**Source document:**

--- START ---

Two-step Conditional Choice Probability Estimators with Measurement Error
This paper develops a correction method for existing Two-step CCP methods to estimate static and dynamic discrete choice models of incomplete information. Under the assumption that the observed data is generated by one of the possible equilibria, two-step estimators avoid the computational burden associated with repeatedly solving the fixed point for each candidate vector of parameters. However, to obtain consistent choice probability estimates in the first stage, two-step estimators rely on being able to observe the entire vector of states and actions in the data. This data limitation can be treated as a contamination of the variable of interest with measurement error. Using insights from small variance approximation to probability distributions, I extend the error correction method proposed by Chesher (1991) to the estimation of simple static interaction models. The method is applied to estimate Brock & Durlauf's (2001) interaction model which has been the cornerstone in the study of peer effects in recent literature. Monte Carlo simulations are conducted to approximate the magnitude of the impact of error in data and the resulting bias in parameter estimates.

--- END ---

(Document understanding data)
--- START ---

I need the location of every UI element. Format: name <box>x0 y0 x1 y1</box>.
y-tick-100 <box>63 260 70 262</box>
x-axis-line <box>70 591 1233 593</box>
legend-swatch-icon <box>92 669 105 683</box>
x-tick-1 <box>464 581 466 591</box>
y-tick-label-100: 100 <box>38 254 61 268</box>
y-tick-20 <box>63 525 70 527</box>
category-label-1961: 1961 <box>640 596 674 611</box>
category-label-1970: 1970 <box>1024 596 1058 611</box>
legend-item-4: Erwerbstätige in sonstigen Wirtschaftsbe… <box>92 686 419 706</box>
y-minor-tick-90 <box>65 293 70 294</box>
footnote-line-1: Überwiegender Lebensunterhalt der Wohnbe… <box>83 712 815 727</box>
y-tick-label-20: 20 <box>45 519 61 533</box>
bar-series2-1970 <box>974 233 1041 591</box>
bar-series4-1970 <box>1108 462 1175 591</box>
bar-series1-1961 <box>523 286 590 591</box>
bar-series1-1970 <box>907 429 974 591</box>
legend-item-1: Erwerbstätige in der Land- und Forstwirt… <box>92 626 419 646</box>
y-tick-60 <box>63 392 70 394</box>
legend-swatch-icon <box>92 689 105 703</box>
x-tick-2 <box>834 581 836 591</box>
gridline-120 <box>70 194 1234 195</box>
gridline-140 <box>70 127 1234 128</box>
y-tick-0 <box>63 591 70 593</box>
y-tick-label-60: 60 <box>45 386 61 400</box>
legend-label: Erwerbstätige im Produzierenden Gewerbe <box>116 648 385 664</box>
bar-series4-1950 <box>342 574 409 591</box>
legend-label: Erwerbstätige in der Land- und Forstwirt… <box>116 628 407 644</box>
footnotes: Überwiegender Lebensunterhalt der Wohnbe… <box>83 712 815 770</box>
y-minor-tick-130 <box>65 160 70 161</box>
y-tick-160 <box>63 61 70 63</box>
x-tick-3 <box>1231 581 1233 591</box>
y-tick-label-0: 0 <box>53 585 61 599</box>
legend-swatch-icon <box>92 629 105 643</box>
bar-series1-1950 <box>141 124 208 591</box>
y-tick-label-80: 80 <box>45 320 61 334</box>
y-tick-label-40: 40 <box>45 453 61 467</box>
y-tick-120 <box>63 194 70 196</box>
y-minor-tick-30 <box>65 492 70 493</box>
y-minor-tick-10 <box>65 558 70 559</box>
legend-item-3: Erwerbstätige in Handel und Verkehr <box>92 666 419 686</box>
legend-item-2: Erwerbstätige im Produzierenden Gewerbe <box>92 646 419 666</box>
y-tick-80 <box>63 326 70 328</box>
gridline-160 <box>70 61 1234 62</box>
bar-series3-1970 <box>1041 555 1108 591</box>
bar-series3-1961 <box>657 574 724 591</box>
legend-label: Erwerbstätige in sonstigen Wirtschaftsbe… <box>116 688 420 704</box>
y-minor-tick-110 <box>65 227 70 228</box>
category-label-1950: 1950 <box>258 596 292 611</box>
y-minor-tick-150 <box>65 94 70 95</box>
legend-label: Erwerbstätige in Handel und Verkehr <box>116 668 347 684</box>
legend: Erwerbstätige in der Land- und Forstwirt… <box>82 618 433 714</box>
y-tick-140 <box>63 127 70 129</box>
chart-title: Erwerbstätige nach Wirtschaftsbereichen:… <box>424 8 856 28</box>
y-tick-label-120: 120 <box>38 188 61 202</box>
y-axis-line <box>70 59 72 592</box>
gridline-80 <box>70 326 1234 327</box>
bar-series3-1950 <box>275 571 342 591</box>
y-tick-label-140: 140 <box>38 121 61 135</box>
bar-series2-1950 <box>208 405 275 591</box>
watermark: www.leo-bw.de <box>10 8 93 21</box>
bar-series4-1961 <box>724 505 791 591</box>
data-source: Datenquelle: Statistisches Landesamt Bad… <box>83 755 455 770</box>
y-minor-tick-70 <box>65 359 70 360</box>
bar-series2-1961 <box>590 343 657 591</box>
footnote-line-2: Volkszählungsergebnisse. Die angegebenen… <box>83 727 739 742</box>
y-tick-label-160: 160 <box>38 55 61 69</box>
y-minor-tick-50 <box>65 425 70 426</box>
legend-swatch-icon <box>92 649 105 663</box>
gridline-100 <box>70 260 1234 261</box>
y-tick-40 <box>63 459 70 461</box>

--- END ---

**Task directions:** From the abstract on two-step CCP estimators with measurement error, list each piece of work the abstract reports the paper or its author carrying out.

**Solution for this exercise:**
- Develops a correction method for existing two-step CCP methods to estimate static and dynamic discrete choice models of incomplete information.
- Extends the error correction method proposed by Chesher (1991) to the estimation of simple static interaction models, using insights from small variance approximation to probability distributions.
- Applies the method to estimate Brock & Durlauf's (2001) interaction model.
- Conducts Monte Carlo simulations to approximate the magnitude of the impact of error in data and the resulting bias in parameter estimates.